Your task:
Copy the records below exactly as they appear.

Extracted records
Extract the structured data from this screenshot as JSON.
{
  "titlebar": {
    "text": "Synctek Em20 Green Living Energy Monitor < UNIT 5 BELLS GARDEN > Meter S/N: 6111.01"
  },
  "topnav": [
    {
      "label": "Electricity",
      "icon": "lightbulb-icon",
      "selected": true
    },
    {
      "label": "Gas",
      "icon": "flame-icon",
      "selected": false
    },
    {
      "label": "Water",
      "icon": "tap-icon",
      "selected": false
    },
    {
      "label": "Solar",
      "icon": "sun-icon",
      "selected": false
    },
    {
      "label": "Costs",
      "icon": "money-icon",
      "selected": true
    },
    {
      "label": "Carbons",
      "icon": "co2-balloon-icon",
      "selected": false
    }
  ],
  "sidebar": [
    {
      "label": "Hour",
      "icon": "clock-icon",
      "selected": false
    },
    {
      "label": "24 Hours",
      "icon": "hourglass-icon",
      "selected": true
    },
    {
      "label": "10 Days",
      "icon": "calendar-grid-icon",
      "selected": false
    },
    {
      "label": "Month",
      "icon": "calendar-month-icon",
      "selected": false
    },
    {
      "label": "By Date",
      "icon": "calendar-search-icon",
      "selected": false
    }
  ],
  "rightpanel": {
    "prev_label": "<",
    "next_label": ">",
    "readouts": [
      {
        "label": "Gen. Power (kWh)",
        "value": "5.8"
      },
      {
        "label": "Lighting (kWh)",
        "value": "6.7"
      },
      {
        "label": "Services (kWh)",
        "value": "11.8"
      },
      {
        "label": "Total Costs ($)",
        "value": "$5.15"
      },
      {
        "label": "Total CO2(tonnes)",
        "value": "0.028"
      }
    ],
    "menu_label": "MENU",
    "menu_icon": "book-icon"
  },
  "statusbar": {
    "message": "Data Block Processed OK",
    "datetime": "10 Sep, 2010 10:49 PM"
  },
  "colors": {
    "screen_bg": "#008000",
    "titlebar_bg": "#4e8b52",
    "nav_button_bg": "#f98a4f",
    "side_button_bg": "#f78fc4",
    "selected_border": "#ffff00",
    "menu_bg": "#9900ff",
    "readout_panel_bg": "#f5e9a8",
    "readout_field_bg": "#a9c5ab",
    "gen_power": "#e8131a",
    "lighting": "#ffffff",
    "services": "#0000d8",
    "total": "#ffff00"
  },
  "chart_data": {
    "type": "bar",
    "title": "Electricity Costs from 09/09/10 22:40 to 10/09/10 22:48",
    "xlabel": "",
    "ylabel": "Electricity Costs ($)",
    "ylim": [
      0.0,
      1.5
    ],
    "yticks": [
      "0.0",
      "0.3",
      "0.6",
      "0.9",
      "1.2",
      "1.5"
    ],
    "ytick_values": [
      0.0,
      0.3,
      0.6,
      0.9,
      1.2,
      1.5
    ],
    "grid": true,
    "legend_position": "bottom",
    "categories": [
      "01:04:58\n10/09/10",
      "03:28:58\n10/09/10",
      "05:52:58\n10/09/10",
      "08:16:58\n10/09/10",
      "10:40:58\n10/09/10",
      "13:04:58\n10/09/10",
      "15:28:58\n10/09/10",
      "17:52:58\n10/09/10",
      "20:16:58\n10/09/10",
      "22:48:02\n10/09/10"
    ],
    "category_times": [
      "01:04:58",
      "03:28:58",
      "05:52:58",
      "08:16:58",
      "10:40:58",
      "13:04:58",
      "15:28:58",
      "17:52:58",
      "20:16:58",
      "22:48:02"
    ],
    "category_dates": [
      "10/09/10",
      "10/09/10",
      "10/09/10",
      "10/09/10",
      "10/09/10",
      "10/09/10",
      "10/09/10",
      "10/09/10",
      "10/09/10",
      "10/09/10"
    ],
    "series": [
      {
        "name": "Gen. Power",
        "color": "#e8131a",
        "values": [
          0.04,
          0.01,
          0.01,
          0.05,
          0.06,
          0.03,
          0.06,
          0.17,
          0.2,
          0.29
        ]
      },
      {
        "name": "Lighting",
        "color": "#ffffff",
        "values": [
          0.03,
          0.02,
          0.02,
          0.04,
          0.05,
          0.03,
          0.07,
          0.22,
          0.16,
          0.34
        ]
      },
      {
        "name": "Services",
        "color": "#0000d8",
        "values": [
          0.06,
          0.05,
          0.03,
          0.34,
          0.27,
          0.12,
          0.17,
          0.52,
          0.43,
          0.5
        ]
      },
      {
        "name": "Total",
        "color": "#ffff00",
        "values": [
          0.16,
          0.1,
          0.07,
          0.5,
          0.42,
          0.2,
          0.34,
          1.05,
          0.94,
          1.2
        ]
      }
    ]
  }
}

Final answer:
Extract the structured data from this screenshot as JSON.
{
  "titlebar": {
    "text": "Synctek Em20 Green Living Energy Monitor < UNIT 5 BELLS GARDEN > Meter S/N: 6111.01"
  },
  "topnav": [
    {
      "label": "Electricity",
      "icon": "lightbulb-icon",
      "selected": true
    },
    {
      "label": "Gas",
      "icon": "flame-icon",
      "selected": false
    },
    {
      "label": "Water",
      "icon": "tap-icon",
      "selected": false
    },
    {
      "label": "Solar",
      "icon": "sun-icon",
      "selected": false
    },
    {
      "label": "Costs",
      "icon": "money-icon",
      "selected": true
    },
    {
      "label": "Carbons",
      "icon": "co2-balloon-icon",
      "selected": false
    }
  ],
  "sidebar": [
    {
      "label": "Hour",
      "icon": "clock-icon",
      "selected": false
    },
    {
      "label": "24 Hours",
      "icon": "hourglass-icon",
      "selected": true
    },
    {
      "label": "10 Days",
      "icon": "calendar-grid-icon",
      "selected": false
    },
    {
      "label": "Month",
      "icon": "calendar-month-icon",
      "selected": false
    },
    {
      "label": "By Date",
      "icon": "calendar-search-icon",
      "selected": false
    }
  ],
  "rightpanel": {
    "prev_label": "<",
    "next_label": ">",
    "readouts": [
      {
        "label": "Gen. Power (kWh)",
        "value": "5.8"
      },
      {
        "label": "Lighting (kWh)",
        "value": "6.7"
      },
      {
        "label": "Services (kWh)",
        "value": "11.8"
      },
      {
        "label": "Total Costs ($)",
        "value": "$5.15"
      },
      {
        "label": "Total CO2(tonnes)",
        "value": "0.028"
      }
    ],
    "menu_label": "MENU",
    "menu_icon": "book-icon"
  },
  "statusbar": {
    "message": "Data Block Processed OK",
    "datetime": "10 Sep, 2010 10:49 PM"
  },
  "colors": {
    "screen_bg": "#008000",
    "titlebar_bg": "#4e8b52",
    "nav_button_bg": "#f98a4f",
    "side_button_bg": "#f78fc4",
    "selected_border": "#ffff00",
    "menu_bg": "#9900ff",
    "readout_panel_bg": "#f5e9a8",
    "readout_field_bg": "#a9c5ab",
    "gen_power": "#e8131a",
    "lighting": "#ffffff",
    "services": "#0000d8",
    "total": "#ffff00"
  },
  "chart_data": {
    "type": "bar",
    "title": "Electricity Costs from 09/09/10 22:40 to 10/09/10 22:48",
    "xlabel": "",
    "ylabel": "Electricity Costs ($)",
    "ylim": [
      0.0,
      1.5
    ],
    "yticks": [
      "0.0",
      "0.3",
      "0.6",
      "0.9",
      "1.2",
      "1.5"
    ],
    "ytick_values": [
      0.0,
      0.3,
      0.6,
      0.9,
      1.2,
      1.5
    ],
    "grid": true,
    "legend_position": "bottom",
    "categories": [
      "01:04:58\n10/09/10",
      "03:28:58\n10/09/10",
      "05:52:58\n10/09/10",
      "08:16:58\n10/09/10",
      "10:40:58\n10/09/10",
      "13:04:58\n10/09/10",
      "15:28:58\n10/09/10",
      "17:52:58\n10/09/10",
      "20:16:58\n10/09/10",
      "22:48:02\n10/09/10"
    ],
    "category_times": [
      "01:04:58",
      "03:28:58",
      "05:52:58",
      "08:16:58",
      "10:40:58",
      "13:04:58",
      "15:28:58",
      "17:52:58",
      "20:16:58",
      "22:48:02"
    ],
    "category_dates": [
      "10/09/10",
      "10/09/10",
      "10/09/10",
      "10/09/10",
      "10/09/10",
      "10/09/10",
      "10/09/10",
      "10/09/10",
      "10/09/10",
      "10/09/10"
    ],
    "series": [
      {
        "name": "Gen. Power",
        "color": "#e8131a",
        "values": [
          0.04,
          0.01,
          0.01,
          0.05,
          0.06,
          0.03,
          0.06,
          0.17,
          0.2,
          0.29
        ]
      },
      {
        "name": "Lighting",
        "color": "#ffffff",
        "values": [
          0.03,
          0.02,
          0.02,
          0.04,
          0.05,
          0.03,
          0.07,
          0.22,
          0.16,
          0.34
        ]
      },
      {
        "name": "Services",
        "color": "#0000d8",
        "values": [
          0.06,
          0.05,
          0.03,
          0.34,
          0.27,
          0.12,
          0.17,
          0.52,
          0.43,
          0.5
        ]
      },
      {
        "name": "Total",
        "color": "#ffff00",
        "values": [
          0.16,
          0.1,
          0.07,
          0.5,
          0.42,
          0.2,
          0.34,
          1.05,
          0.94,
          1.2
        ]
      }
    ]
  }
}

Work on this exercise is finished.